Stored data
..............................

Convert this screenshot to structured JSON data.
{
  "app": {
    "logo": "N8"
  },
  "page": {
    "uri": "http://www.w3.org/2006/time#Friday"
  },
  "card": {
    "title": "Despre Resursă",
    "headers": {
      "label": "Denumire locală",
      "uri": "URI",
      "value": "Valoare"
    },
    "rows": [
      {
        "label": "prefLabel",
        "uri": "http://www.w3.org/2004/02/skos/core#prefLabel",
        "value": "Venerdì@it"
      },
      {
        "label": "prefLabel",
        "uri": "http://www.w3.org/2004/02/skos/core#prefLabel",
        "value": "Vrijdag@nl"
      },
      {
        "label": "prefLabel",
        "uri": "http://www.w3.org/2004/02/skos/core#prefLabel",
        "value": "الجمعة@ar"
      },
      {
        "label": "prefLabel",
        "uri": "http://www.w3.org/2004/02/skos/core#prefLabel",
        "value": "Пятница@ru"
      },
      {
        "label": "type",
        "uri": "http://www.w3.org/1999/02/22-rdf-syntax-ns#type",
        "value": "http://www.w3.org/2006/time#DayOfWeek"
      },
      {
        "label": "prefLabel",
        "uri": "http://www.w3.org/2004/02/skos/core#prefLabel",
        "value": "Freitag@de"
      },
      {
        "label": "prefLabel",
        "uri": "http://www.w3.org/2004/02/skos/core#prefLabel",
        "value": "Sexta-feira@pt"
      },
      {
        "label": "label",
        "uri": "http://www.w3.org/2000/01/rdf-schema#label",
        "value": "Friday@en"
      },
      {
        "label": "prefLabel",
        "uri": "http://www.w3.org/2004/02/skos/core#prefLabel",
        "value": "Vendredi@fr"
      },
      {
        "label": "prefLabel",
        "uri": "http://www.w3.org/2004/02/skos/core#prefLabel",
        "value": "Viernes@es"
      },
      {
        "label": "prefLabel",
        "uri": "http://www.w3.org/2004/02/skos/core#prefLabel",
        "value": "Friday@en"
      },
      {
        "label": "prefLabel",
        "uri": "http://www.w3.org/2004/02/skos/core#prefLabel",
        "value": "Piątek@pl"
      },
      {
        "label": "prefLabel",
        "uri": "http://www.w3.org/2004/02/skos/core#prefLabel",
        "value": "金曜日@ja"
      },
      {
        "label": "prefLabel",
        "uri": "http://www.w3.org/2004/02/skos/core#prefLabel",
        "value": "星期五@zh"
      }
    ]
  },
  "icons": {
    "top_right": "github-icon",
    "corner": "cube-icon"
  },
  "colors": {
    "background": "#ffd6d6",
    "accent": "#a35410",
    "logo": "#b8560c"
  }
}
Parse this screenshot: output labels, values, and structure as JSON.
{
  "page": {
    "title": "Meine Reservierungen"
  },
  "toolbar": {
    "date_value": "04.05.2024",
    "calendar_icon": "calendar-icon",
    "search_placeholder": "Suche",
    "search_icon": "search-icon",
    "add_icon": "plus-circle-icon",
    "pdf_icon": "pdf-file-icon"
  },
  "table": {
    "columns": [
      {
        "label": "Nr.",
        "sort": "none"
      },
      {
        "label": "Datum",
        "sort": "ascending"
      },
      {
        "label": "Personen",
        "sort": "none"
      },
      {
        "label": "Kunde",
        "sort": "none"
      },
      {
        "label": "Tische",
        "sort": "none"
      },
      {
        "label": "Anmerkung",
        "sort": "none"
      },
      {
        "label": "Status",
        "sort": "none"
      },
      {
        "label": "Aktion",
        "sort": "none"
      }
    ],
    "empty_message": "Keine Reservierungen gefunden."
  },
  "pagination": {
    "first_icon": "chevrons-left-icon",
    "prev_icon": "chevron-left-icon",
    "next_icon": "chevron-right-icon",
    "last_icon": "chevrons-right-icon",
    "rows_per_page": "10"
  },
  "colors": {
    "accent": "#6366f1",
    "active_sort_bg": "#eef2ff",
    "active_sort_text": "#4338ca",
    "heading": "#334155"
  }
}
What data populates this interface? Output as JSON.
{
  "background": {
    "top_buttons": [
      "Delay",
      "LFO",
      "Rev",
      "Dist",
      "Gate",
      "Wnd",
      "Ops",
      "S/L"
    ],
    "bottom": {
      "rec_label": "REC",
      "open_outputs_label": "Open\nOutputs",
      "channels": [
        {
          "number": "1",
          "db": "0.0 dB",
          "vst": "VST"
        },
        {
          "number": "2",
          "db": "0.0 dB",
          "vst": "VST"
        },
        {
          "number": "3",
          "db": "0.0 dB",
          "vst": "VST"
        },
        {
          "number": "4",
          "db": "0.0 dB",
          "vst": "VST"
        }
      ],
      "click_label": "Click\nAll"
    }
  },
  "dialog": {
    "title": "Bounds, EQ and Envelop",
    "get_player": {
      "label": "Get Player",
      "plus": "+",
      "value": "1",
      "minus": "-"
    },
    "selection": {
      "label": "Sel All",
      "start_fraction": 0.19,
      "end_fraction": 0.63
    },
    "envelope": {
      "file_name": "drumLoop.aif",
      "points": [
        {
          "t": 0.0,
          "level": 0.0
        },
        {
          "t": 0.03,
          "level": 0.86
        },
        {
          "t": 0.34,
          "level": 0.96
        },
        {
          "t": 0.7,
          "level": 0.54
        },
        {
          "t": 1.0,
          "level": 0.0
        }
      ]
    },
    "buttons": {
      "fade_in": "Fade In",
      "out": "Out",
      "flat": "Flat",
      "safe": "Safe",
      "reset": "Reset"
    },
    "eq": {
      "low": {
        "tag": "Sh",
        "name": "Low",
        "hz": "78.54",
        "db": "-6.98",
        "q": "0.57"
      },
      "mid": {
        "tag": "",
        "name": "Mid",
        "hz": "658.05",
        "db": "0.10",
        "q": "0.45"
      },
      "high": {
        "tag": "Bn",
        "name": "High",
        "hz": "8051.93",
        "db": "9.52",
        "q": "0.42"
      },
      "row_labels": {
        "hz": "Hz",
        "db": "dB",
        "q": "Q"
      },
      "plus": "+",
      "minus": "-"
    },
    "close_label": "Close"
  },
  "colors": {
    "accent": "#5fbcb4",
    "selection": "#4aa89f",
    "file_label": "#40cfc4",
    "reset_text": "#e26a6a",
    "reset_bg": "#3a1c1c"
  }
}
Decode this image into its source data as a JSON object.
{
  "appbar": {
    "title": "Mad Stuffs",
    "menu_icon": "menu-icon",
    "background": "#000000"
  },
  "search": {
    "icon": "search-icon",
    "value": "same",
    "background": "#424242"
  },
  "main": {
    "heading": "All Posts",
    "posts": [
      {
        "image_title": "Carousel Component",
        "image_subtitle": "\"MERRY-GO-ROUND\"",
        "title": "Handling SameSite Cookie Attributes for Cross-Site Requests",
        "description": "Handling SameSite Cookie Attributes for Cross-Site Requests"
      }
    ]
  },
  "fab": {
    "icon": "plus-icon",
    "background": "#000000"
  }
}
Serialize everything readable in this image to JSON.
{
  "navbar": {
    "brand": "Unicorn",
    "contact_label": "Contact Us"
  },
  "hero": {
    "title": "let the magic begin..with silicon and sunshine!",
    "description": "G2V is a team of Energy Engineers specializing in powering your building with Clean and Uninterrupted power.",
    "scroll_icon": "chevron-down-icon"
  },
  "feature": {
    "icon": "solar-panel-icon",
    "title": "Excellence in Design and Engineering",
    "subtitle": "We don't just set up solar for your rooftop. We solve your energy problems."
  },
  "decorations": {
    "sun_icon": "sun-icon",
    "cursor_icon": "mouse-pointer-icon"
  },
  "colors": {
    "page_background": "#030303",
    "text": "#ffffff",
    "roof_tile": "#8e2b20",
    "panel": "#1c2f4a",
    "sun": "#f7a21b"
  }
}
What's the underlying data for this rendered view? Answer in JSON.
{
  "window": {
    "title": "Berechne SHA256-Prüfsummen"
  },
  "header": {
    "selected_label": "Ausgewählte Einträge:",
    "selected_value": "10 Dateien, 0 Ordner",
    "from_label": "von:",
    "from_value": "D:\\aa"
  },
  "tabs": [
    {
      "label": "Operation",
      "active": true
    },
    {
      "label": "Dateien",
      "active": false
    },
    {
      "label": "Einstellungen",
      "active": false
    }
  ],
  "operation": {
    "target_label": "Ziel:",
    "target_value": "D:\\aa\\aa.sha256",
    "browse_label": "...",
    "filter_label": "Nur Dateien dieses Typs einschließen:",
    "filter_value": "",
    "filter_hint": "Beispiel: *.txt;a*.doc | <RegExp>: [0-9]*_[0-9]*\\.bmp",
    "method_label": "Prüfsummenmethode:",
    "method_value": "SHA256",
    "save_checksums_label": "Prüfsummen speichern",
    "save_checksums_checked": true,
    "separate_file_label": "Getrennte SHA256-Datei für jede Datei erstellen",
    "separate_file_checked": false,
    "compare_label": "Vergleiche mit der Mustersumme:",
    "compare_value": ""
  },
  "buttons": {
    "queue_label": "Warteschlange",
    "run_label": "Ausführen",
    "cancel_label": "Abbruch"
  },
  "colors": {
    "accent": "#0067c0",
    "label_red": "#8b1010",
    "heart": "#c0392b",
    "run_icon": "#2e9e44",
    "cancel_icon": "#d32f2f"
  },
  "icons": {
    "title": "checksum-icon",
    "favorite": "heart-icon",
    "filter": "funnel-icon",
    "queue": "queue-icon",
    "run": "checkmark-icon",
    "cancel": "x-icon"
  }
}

..............................

§ **EXERCISE**
With both ends included, please retype exactly the lines from the line containing "What's the underlying" to the final line of the data.

§ **WORKED ANSWER**
What's the underlying data for this rendered view? Answer in JSON.
{
  "window": {
    "title": "Berechne SHA256-Prüfsummen"
  },
  "header": {
    "selected_label": "Ausgewählte Einträge:",
    "selected_value": "10 Dateien, 0 Ordner",
    "from_label": "von:",
    "from_value": "D:\\aa"
  },
  "tabs": [
    {
      "label": "Operation",
      "active": true
    },
    {
      "label": "Dateien",
      "active": false
    },
    {
      "label": "Einstellungen",
      "active": false
    }
  ],
  "operation": {
    "target_label": "Ziel:",
    "target_value": "D:\\aa\\aa.sha256",
    "browse_label": "...",
    "filter_label": "Nur Dateien dieses Typs einschließen:",
    "filter_value": "",
    "filter_hint": "Beispiel: *.txt;a*.doc | <RegExp>: [0-9]*_[0-9]*\\.bmp",
    "method_label": "Prüfsummenmethode:",
    "method_value": "SHA256",
    "save_checksums_label": "Prüfsummen speichern",
    "save_checksums_checked": true,
    "separate_file_label": "Getrennte SHA256-Datei für jede Datei erstellen",
    "separate_file_checked": false,
    "compare_label": "Vergleiche mit der Mustersumme:",
    "compare_value": ""
  },
  "buttons": {
    "queue_label": "Warteschlange",
    "run_label": "Ausführen",
    "cancel_label": "Abbruch"
  },
  "colors": {
    "accent": "#0067c0",
    "label_red": "#8b1010",
    "heart": "#c0392b",
    "run_icon": "#2e9e44",
    "cancel_icon": "#d32f2f"
  },
  "icons": {
    "title": "checksum-icon",
    "favorite": "heart-icon",
    "filter": "funnel-icon",
    "queue": "queue-icon",
    "run": "checkmark-icon",
    "cancel": "x-icon"
  }
}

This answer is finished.